Implementation of Graph of Agents based on huggingface pipeline.
Usage
Setup
Refer environment.yml for the setup.
Create a new env
conda env create -f environment.yml
Update the existing env
conda env update -f environment.yml
Required data will be downloaded from HF datasets.
Export HF_TOKEN in your environment.
Inference
Inference code will generate predictions on samples, which will be used for evaluation later.
Examples of GoA inference on LongBench, respectively. Model name convention is {model_family}-{context window}-{temperature}.
CUDA_VISIBLE_DEVICES=0,1,2,3,4,5,6,7 python3 eval_longbench.py --model_name llama3_8b-2000-0.1 --seed 42 --goa
GoA and baselines can be tested by passing the following arguments:
- goa: test graph of agents (with k=4)
- coa: test chain-of-agents
- rag: test RAG
- None of the above will test vanilla model
The number of clusters of GoA can be changed by passing "--goa_cluster_size 2".

------

WRITTEN PROBLEM A = Reproduce the text about the Graph of Agents implementation word for word.

------

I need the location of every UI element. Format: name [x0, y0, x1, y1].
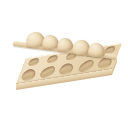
hole-r1c1-empty	[39, 65, 57, 78]
hole-r1c0-empty	[19, 68, 38, 80]
hole-r1c2-empty	[57, 62, 76, 74]
product-photo	[0, 0, 128, 128]
hole-r1c3-empty	[78, 58, 95, 73]
hole-r0c0-under-piece	[27, 58, 40, 66]
hole-r0c1-under-piece	[46, 55, 59, 63]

------

WRITTEN PROBLEM B = Write out the records again with "location" replaced by "position" and nothing else changed, omitting the pictures.

EXPECTED ANSWER A =
Implementation of Graph of Agents based on huggingface pipeline.
Usage
Setup
Refer environment.yml for the setup.
Create a new env
conda env create -f environment.yml
Update the existing env
conda env update -f environment.yml
Required data will be downloaded from HF datasets.
Export HF_TOKEN in your environment.
Inference
Inference code will generate predictions on samples, which will be used for evaluation later.
Examples of GoA inference on LongBench, respectively. Model name convention is {model_family}-{context window}-{temperature}.
CUDA_VISIBLE_DEVICES=0,1,2,3,4,5,6,7 python3 eval_longbench.py --model_name llama3_8b-2000-0.1 --seed 42 --goa
GoA and baselines can be tested by passing the following arguments:
- goa: test graph of agents (with k=4)
- coa: test chain-of-agents
- rag: test RAG
- None of the above will test vanilla model
The number of clusters of GoA can be changed by passing "--goa_cluster_size 2".

EXPECTED ANSWER B =
I need the position of every UI element. Format: name [x0, y0, x1, y1].
hole-r1c1-empty	[39, 65, 57, 78]
hole-r1c0-empty	[19, 68, 38, 80]
hole-r1c2-empty	[57, 62, 76, 74]
product-photo	[0, 0, 128, 128]
hole-r1c3-empty	[78, 58, 95, 73]
hole-r0c0-under-piece	[27, 58, 40, 66]
hole-r0c1-under-piece	[46, 55, 59, 63]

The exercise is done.